* [Passage to read]
Restaurant Impossible? Eliminating Sexual Harassment in Eateries

Sexual harassment seems to have the best table in the house in the restaurant industry.

It’s everywhere — “a normalized” part of the working environment — according to a recent report called “The Glass Floor” from the advocacy group Restaurant Opportunities Centers United.

According to the report, of the more than 5,000 people surveyed who work in the industry, 66 percent have experienced some level of harassing behavior from management, 78 percent from customers and 80 percent from co-workers.

Women are more likely to experience sexual harassment in restaurants, and women who work in states where the tipped minimum wage is $2.13 an hour are twice as likely to be sexually harassed as those women who work in states that pay full minimum wage. While 7 percent of U.S. women work in the restaurant industry, according to the report, 37 percent of all U.S. Equal Employment Opportunity Commission claims come from the restaurant industry.

Men making the tipped minimum wage also reported higher incidents of sexual harassment.

These stats don’t surprise me.

After graduating college, I took an internship that I absolutely despised, so I quit.

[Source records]
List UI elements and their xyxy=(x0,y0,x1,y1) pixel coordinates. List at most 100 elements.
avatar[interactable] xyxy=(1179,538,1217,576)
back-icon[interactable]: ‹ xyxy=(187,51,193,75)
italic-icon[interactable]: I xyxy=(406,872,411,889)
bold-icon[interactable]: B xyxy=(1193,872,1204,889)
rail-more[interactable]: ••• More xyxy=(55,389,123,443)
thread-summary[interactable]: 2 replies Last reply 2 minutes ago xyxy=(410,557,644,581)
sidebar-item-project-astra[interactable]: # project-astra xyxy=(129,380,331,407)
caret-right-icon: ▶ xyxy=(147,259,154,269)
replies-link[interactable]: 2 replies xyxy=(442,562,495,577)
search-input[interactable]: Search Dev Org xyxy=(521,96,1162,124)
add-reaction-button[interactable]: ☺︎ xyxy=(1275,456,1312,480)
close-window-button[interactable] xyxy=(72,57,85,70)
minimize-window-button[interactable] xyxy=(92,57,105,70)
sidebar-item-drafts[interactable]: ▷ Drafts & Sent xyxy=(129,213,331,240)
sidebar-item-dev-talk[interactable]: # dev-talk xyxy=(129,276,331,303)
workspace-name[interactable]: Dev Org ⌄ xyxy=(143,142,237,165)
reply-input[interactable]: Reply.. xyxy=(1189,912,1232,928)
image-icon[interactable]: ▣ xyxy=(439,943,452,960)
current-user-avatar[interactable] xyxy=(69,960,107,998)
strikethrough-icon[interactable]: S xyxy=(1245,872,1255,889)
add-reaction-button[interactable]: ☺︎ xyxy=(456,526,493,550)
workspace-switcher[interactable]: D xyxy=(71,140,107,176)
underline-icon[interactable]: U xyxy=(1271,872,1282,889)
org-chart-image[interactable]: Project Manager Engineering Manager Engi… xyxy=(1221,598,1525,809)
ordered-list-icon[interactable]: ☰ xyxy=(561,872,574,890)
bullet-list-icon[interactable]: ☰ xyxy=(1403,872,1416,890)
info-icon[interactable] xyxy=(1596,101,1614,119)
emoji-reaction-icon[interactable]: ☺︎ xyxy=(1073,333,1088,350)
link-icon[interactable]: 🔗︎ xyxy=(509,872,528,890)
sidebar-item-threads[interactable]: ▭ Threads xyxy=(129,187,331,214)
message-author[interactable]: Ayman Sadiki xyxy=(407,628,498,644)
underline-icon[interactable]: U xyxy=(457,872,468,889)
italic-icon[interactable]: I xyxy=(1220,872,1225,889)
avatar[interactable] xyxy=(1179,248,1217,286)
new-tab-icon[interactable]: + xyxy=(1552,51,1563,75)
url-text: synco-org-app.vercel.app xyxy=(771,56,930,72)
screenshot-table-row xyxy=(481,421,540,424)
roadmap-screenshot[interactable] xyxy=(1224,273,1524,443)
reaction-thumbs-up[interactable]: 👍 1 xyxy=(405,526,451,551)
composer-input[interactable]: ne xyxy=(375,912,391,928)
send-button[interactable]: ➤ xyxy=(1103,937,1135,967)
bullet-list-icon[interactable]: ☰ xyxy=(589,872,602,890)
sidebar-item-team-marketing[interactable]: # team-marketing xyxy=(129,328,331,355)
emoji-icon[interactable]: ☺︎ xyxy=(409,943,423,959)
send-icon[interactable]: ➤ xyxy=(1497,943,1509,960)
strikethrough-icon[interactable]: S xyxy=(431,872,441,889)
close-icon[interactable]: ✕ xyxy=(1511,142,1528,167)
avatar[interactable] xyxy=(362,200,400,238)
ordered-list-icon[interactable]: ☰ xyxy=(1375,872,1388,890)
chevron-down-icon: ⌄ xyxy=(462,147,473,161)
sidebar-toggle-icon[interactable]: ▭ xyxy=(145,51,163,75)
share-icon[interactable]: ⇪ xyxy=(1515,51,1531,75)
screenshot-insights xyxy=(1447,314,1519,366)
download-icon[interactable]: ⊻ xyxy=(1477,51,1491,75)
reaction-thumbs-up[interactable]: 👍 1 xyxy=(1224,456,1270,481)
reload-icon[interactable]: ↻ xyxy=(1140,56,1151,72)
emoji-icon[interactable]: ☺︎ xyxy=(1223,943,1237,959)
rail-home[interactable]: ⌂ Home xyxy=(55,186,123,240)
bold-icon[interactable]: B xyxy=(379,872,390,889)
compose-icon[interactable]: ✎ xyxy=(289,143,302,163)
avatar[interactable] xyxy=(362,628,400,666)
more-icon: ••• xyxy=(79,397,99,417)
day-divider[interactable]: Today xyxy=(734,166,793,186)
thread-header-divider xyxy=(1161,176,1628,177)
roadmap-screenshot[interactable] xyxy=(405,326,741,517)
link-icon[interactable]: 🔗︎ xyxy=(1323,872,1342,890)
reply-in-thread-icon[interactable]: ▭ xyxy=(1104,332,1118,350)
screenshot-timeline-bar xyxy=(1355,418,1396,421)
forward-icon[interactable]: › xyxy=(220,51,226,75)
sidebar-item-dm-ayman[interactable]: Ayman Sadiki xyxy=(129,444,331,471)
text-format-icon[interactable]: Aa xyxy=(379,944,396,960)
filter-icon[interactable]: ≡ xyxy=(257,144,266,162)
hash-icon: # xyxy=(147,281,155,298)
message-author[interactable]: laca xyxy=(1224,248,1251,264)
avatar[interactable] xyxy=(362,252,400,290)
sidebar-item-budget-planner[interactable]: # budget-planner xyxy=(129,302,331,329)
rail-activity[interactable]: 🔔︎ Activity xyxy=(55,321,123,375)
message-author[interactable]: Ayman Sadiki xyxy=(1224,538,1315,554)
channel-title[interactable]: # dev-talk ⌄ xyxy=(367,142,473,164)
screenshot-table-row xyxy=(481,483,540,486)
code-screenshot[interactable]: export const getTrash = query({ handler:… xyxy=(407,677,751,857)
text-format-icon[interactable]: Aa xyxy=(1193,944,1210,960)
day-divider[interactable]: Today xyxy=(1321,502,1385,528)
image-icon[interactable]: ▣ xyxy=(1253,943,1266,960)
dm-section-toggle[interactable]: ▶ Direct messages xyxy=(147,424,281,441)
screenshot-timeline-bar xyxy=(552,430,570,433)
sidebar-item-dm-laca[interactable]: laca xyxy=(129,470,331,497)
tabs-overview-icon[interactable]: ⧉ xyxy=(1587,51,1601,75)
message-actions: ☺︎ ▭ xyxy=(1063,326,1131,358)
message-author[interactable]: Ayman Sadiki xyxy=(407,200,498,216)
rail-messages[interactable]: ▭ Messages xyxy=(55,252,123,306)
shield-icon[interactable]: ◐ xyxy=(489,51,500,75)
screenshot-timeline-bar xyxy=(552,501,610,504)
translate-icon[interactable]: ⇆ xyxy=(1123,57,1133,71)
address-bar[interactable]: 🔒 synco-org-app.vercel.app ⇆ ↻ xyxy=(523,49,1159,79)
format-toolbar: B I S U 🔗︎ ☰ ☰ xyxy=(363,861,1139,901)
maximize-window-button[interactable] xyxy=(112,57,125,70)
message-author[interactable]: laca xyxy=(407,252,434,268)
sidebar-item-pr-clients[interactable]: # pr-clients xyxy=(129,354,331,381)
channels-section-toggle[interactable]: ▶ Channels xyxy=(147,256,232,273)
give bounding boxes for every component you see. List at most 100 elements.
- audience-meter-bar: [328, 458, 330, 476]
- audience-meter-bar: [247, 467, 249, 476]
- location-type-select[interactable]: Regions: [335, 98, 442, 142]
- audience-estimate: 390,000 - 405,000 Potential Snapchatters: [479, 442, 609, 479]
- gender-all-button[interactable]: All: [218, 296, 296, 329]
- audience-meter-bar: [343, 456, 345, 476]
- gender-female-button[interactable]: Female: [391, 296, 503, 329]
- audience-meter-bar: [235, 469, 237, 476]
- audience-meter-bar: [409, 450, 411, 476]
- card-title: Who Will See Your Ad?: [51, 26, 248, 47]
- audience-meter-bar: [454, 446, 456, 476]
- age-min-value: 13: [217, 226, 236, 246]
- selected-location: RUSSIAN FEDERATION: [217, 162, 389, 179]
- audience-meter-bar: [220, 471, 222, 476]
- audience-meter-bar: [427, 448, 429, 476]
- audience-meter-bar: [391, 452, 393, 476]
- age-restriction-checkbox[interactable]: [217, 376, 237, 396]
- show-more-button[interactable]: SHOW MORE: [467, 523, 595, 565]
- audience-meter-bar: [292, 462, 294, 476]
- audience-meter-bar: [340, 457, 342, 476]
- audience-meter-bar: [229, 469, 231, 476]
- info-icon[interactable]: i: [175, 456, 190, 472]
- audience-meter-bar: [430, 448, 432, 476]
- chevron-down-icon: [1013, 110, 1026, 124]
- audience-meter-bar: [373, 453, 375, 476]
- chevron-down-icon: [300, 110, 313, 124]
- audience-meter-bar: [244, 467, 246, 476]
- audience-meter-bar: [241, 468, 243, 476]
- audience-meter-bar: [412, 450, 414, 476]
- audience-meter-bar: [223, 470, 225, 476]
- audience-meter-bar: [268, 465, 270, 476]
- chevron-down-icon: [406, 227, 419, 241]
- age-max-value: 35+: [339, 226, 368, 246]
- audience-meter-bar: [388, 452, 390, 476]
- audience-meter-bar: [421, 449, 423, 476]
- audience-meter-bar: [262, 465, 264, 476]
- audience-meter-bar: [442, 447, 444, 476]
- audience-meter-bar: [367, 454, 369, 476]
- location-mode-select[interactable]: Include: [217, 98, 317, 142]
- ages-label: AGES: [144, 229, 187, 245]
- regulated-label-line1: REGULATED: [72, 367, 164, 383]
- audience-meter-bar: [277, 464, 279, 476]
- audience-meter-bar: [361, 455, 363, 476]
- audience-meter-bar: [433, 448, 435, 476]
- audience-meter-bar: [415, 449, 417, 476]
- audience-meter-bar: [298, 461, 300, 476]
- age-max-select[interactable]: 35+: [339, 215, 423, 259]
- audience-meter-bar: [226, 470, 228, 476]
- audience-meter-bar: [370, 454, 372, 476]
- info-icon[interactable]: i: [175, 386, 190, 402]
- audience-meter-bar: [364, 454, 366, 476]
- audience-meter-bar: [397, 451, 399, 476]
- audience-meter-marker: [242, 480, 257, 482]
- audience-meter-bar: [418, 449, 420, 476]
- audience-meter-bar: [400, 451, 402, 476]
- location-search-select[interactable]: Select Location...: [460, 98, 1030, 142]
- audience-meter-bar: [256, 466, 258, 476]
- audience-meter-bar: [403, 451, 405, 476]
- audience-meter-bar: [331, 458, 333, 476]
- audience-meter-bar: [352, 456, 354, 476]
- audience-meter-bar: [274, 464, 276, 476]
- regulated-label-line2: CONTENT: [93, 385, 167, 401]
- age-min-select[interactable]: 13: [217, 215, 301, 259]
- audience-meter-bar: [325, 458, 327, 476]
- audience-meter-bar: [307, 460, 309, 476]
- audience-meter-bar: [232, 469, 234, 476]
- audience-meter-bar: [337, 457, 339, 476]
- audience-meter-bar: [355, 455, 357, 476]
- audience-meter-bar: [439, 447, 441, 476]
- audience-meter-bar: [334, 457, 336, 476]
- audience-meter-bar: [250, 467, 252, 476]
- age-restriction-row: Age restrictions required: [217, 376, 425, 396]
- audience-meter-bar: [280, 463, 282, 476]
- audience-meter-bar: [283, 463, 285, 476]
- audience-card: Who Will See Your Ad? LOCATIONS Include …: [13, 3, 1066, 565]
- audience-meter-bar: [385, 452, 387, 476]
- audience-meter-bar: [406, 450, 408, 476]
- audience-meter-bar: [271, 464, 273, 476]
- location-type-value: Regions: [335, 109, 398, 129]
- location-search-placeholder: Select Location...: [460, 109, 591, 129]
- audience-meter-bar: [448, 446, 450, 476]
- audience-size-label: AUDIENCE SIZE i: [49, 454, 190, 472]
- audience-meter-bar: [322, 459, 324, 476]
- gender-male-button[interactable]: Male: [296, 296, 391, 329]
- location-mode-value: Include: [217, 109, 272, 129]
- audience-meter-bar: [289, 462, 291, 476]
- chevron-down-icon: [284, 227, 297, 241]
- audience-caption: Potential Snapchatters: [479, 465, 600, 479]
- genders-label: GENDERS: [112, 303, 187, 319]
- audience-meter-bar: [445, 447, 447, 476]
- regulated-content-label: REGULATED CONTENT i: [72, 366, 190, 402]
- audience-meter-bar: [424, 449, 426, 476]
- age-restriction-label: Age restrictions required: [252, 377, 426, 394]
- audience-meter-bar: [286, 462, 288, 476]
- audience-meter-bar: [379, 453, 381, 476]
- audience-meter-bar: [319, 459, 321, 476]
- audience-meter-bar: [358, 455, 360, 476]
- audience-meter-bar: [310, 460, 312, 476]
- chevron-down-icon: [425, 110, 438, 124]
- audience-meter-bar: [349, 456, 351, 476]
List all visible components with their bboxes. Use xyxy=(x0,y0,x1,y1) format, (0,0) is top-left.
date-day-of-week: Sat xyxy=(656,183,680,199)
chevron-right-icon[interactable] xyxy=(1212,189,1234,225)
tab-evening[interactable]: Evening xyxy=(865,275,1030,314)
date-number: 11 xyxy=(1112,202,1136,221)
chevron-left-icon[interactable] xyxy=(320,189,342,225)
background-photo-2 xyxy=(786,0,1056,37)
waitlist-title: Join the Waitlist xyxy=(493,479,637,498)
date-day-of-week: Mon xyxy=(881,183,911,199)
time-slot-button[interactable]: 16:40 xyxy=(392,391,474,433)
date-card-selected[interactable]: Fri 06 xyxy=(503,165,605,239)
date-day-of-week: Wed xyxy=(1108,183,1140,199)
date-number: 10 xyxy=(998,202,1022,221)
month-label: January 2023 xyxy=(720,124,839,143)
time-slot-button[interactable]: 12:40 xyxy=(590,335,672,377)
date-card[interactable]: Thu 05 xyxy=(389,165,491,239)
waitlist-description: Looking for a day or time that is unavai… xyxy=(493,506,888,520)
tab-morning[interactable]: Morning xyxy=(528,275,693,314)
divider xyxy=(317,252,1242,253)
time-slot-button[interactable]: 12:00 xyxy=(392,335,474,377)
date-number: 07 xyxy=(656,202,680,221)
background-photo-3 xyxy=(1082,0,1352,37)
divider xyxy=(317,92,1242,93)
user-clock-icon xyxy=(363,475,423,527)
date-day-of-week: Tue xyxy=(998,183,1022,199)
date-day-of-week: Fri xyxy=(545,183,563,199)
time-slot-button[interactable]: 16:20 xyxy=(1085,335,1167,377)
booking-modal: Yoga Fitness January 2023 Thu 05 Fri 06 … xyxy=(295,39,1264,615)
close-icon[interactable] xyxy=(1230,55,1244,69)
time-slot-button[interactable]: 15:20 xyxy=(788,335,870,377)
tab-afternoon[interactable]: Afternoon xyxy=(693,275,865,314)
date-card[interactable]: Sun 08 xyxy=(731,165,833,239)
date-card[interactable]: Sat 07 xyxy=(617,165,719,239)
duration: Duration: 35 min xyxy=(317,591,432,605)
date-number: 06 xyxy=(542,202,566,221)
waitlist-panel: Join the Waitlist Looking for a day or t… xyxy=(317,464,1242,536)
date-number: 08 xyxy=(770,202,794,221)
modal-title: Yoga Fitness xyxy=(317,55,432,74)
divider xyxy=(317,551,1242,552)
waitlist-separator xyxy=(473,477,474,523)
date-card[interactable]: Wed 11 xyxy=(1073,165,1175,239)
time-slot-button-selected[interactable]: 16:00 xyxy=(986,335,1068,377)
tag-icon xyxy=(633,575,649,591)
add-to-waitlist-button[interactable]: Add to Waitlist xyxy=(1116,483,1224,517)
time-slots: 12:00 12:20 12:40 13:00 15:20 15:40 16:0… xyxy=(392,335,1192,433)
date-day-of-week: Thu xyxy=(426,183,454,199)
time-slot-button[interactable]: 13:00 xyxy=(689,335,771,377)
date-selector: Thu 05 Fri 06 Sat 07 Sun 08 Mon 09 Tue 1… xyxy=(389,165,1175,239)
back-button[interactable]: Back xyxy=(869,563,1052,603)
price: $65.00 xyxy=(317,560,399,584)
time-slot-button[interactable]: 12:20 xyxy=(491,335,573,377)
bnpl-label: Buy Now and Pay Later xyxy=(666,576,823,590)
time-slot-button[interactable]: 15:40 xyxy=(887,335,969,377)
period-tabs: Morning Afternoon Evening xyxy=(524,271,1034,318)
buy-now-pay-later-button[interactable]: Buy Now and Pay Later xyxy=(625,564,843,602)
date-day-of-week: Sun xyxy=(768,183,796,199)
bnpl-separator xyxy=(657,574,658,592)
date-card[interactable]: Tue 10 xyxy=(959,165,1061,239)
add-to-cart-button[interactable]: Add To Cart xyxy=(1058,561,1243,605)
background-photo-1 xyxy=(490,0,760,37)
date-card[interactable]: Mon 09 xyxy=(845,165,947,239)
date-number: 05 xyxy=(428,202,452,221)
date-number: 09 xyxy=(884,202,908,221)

* [Exercise goal]
Write the next part of the article on sexual harassment in restaurants, picking up after its final sentence. The rows have no connection to the article on sexual harassment in restaurants.

* [The response]
I ended up taking a job as a waiter until I could find work in journalism. The position paid a lot better than the internship, but that was because of the tips, not the puny salary of a couple of bucks an hour. As an introvert in a profession where extroverts thrive, I almost had to put on an outgoing, friendly act to win over the guests. Being gregarious led to better gratuities. It wasn’t me, but it helped me make money.   

Of course, I couldn’t win everyone over. There was the couple that ordered everything piecemeal, constantly summoning me to their table to get them food, drinks, extra napkins or what have you, which was annoying but didn’t bother me too much until they left and I found a handful of pennies scattered in the ashtray. My tip. Another customer chastised me for not putting his piece of pie down in front of him with the sharp edge pointing to either “5 o’clock or 7 o’clock.” At that point I definitely knew my time as a waiter was ticking.

There were also customers who took that friendliness the wrong way. A number of men in particular invited me out for drinks, asked me for my phone number, gave me their business cards, etc. One much-older guy all but begged me to “party” with him after work; it was his birthday after all. Another tested the waters by bringing in two pinup calendars, one of all men and one of all women, to see which one interested me.

Had I complained, I do believe the management team would have had my back, but the thought of pointing out customer behavior never really occurred to me. It just came with the territory, I thought.

It’s up to managers to help provide a safe working environment regardless of the industry, but especially in a field where tips are on the line and alcohol is going down the gullets. The report recommends taking measures to establish a strict anti-harassment policy, emphasizing no tolerance for sexual harassment and not making workers wear sexually suggestive uniforms.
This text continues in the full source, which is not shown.